┌────────

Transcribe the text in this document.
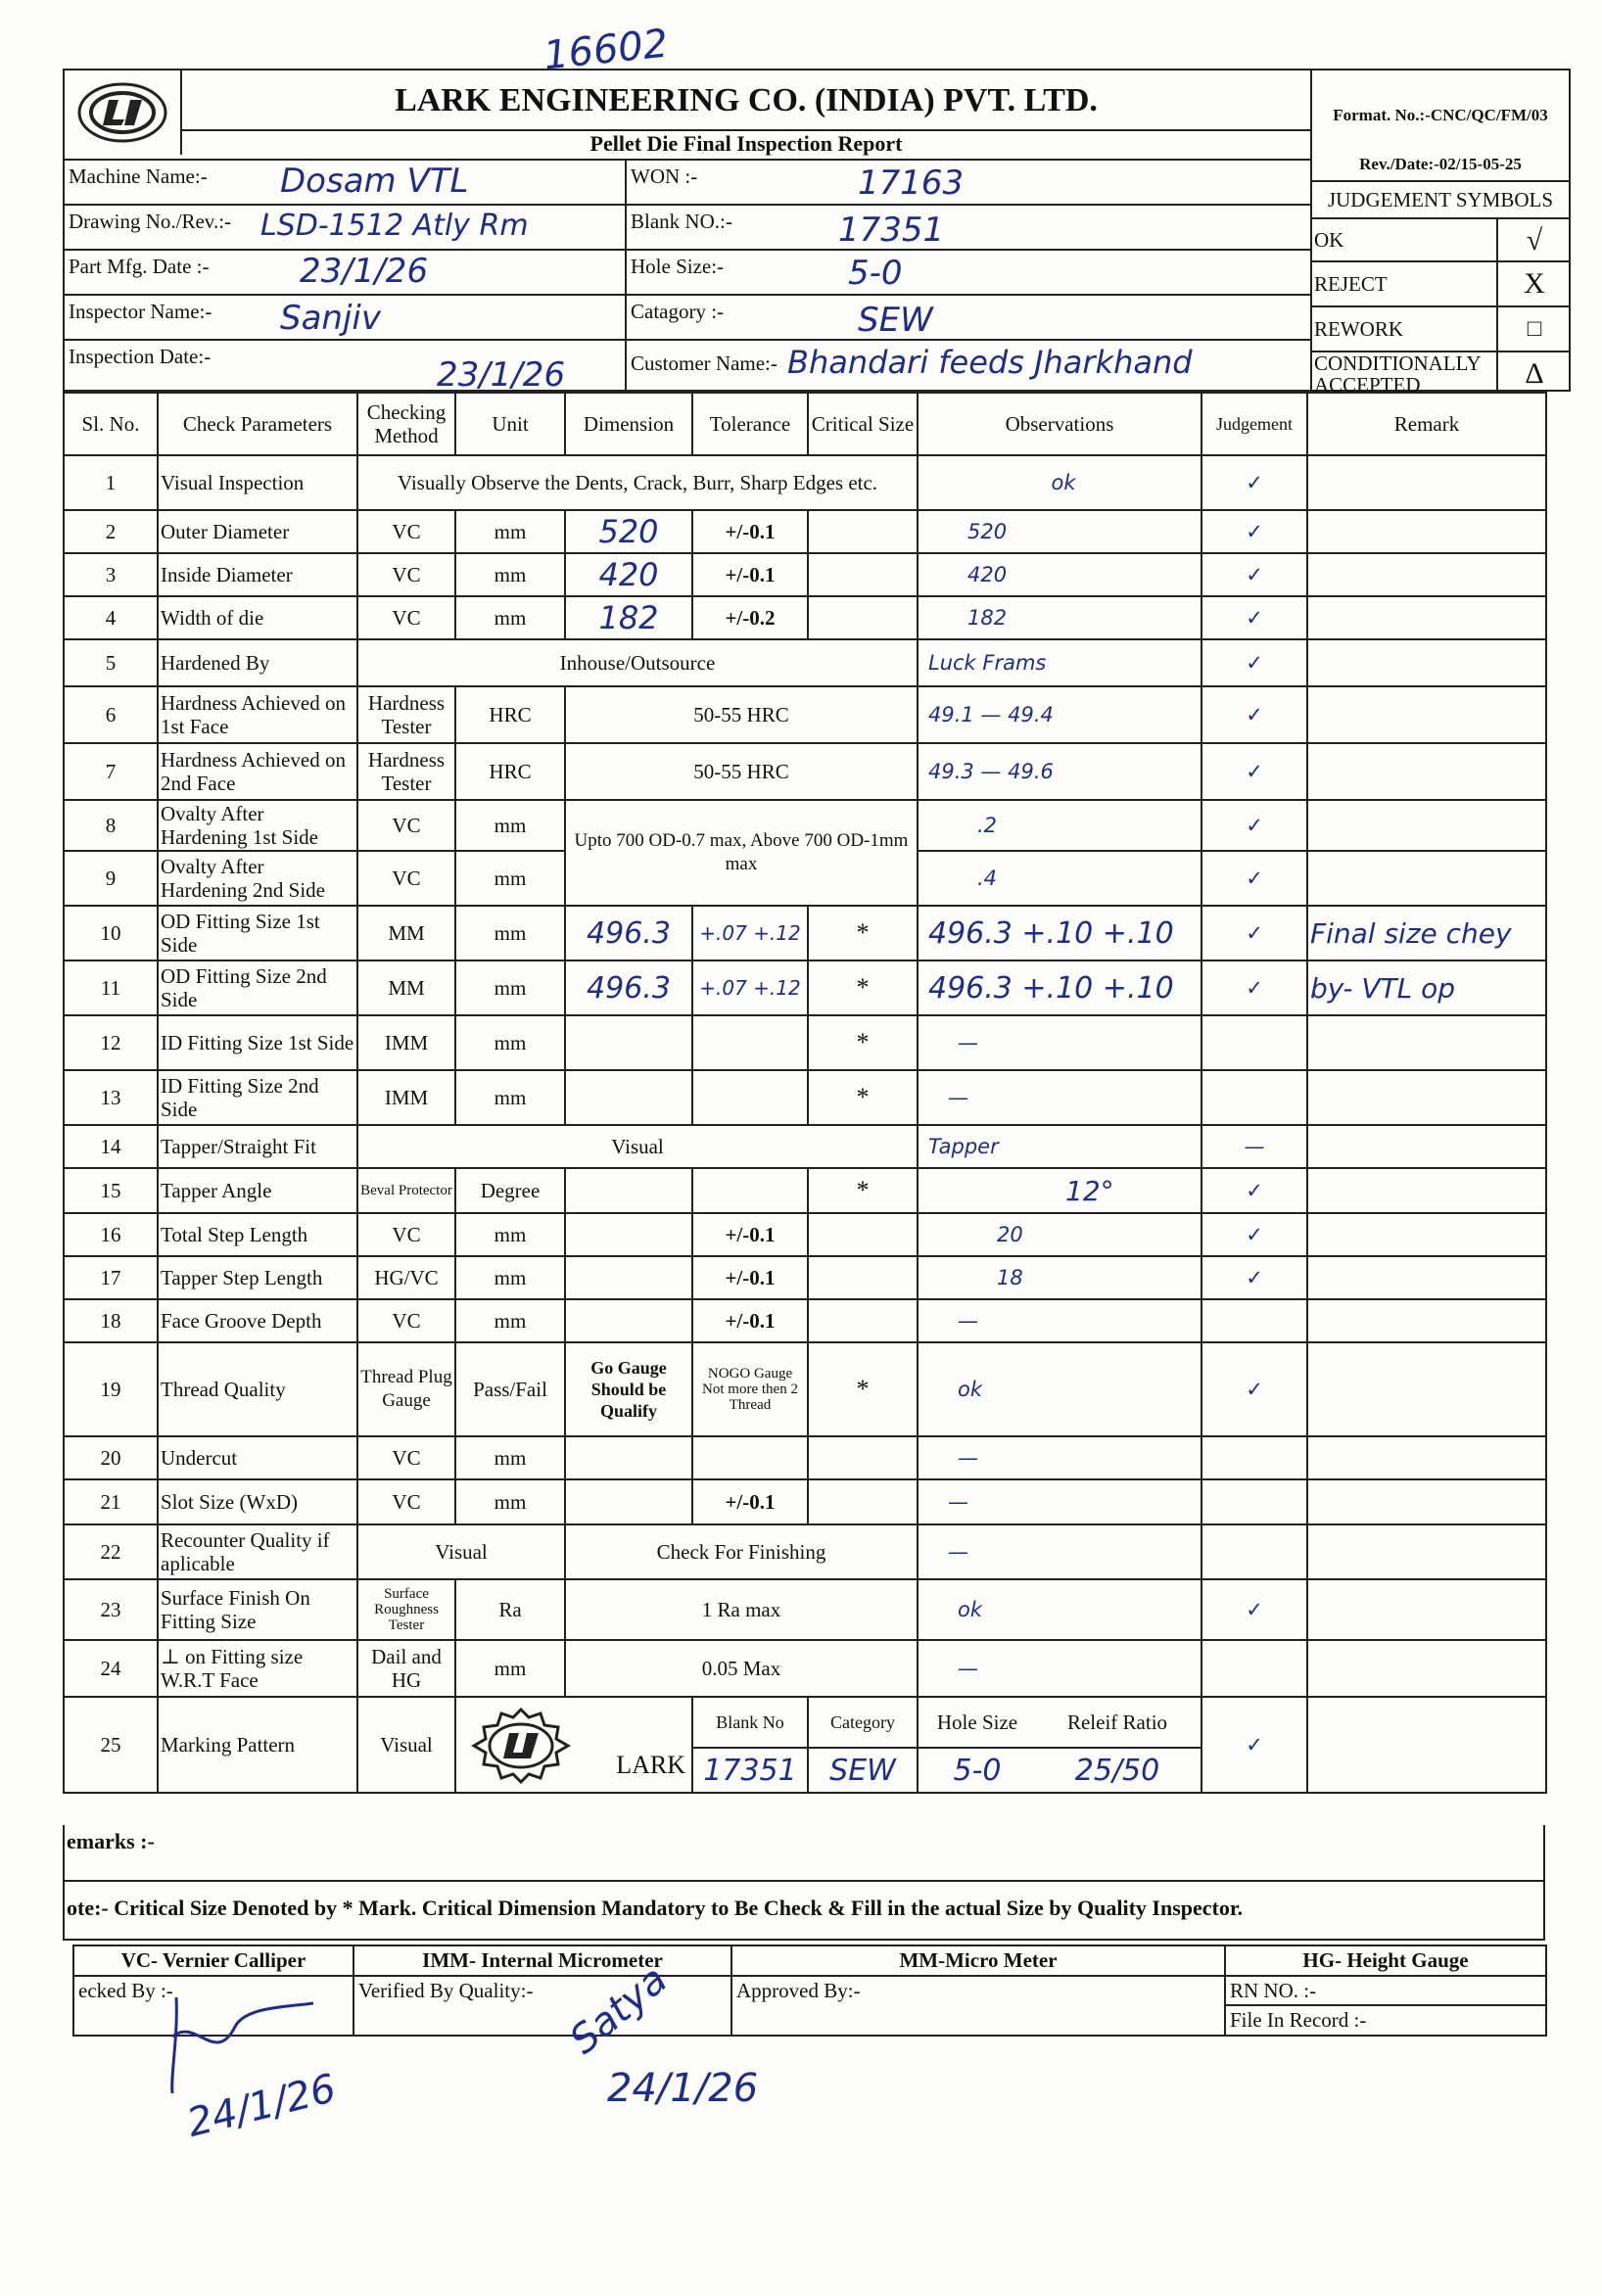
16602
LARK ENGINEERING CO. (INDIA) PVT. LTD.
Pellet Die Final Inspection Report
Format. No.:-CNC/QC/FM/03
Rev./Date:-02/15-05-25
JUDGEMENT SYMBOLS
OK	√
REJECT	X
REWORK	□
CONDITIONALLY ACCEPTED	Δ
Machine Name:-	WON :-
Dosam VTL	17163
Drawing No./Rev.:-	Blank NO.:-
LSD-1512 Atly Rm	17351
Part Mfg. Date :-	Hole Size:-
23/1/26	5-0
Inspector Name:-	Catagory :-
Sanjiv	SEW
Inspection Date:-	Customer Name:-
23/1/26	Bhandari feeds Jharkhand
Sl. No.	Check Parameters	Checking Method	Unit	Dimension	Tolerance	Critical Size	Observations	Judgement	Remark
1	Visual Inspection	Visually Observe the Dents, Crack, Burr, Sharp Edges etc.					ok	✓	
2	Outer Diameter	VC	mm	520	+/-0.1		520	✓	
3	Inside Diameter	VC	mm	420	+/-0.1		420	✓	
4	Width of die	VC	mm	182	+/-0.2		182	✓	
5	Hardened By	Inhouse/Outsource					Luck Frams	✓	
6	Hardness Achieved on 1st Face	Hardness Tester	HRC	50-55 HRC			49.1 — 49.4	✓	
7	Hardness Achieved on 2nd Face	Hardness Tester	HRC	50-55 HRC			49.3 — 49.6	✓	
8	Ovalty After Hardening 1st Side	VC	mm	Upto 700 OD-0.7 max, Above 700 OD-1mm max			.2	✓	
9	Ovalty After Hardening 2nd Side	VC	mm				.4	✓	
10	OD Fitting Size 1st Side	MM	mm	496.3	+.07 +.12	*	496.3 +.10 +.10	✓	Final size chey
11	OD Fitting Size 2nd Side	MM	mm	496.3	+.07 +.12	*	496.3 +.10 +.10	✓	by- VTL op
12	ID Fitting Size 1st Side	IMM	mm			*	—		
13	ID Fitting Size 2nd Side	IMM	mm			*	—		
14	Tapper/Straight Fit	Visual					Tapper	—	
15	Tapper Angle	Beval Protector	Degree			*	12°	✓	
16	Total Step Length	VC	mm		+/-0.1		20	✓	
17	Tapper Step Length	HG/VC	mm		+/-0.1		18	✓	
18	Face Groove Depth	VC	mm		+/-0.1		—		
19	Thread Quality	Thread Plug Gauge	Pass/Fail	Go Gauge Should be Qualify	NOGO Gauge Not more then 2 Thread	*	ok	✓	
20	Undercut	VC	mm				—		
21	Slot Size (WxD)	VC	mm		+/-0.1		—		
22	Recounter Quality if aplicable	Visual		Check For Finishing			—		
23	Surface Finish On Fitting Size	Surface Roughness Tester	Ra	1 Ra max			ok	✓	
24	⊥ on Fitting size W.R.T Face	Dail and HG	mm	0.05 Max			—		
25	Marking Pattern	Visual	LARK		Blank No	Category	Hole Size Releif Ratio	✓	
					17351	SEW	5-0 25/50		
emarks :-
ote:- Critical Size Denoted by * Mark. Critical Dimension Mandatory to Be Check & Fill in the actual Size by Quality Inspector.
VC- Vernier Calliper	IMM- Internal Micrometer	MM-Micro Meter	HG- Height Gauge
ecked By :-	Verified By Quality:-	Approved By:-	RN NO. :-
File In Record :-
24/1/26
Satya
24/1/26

└────────

→ WORK TO BE COMPLETED
Leave the pictures out and reproduce each record exactly as written.

→ TASK SOLUTION
Transcribe the text in this document.
16602
LARK ENGINEERING CO. (INDIA) PVT. LTD.
Pellet Die Final Inspection Report
Format. No.:-CNC/QC/FM/03
Rev./Date:-02/15-05-25
JUDGEMENT SYMBOLS
OK	√
REJECT	X
REWORK	□
CONDITIONALLY ACCEPTED	Δ
Machine Name:-	WON :-
Dosam VTL	17163
Drawing No./Rev.:-	Blank NO.:-
LSD-1512 Atly Rm	17351
Part Mfg. Date :-	Hole Size:-
23/1/26	5-0
Inspector Name:-	Catagory :-
Sanjiv	SEW
Inspection Date:-	Customer Name:-
23/1/26	Bhandari feeds Jharkhand
Sl. No.	Check Parameters	Checking Method	Unit	Dimension	Tolerance	Critical Size	Observations	Judgement	Remark
1	Visual Inspection	Visually Observe the Dents, Crack, Burr, Sharp Edges etc.					ok	✓	
2	Outer Diameter	VC	mm	520	+/-0.1		520	✓	
3	Inside Diameter	VC	mm	420	+/-0.1		420	✓	
4	Width of die	VC	mm	182	+/-0.2		182	✓	
5	Hardened By	Inhouse/Outsource					Luck Frams	✓	
6	Hardness Achieved on 1st Face	Hardness Tester	HRC	50-55 HRC			49.1 — 49.4	✓	
7	Hardness Achieved on 2nd Face	Hardness Tester	HRC	50-55 HRC			49.3 — 49.6	✓	
8	Ovalty After Hardening 1st Side	VC	mm	Upto 700 OD-0.7 max, Above 700 OD-1mm max			.2	✓	
9	Ovalty After Hardening 2nd Side	VC	mm				.4	✓	
10	OD Fitting Size 1st Side	MM	mm	496.3	+.07 +.12	*	496.3 +.10 +.10	✓	Final size chey
11	OD Fitting Size 2nd Side	MM	mm	496.3	+.07 +.12	*	496.3 +.10 +.10	✓	by- VTL op
12	ID Fitting Size 1st Side	IMM	mm			*	—		
13	ID Fitting Size 2nd Side	IMM	mm			*	—		
14	Tapper/Straight Fit	Visual					Tapper	—	
15	Tapper Angle	Beval Protector	Degree			*	12°	✓	
16	Total Step Length	VC	mm		+/-0.1		20	✓	
17	Tapper Step Length	HG/VC	mm		+/-0.1		18	✓	
18	Face Groove Depth	VC	mm		+/-0.1		—		
19	Thread Quality	Thread Plug Gauge	Pass/Fail	Go Gauge Should be Qualify	NOGO Gauge Not more then 2 Thread	*	ok	✓	
20	Undercut	VC	mm				—		
21	Slot Size (WxD)	VC	mm		+/-0.1		—		
22	Recounter Quality if aplicable	Visual		Check For Finishing			—		
23	Surface Finish On Fitting Size	Surface Roughness Tester	Ra	1 Ra max			ok	✓	
24	⊥ on Fitting size W.R.T Face	Dail and HG	mm	0.05 Max			—		
25	Marking Pattern	Visual	LARK		Blank No	Category	Hole Size Releif Ratio	✓	
					17351	SEW	5-0 25/50		
emarks :-
ote:- Critical Size Denoted by * Mark. Critical Dimension Mandatory to Be Check & Fill in the actual Size by Quality Inspector.
VC- Vernier Calliper	IMM- Internal Micrometer	MM-Micro Meter	HG- Height Gauge
ecked By :-	Verified By Quality:-	Approved By:-	RN NO. :-
File In Record :-
24/1/26
Satya
24/1/26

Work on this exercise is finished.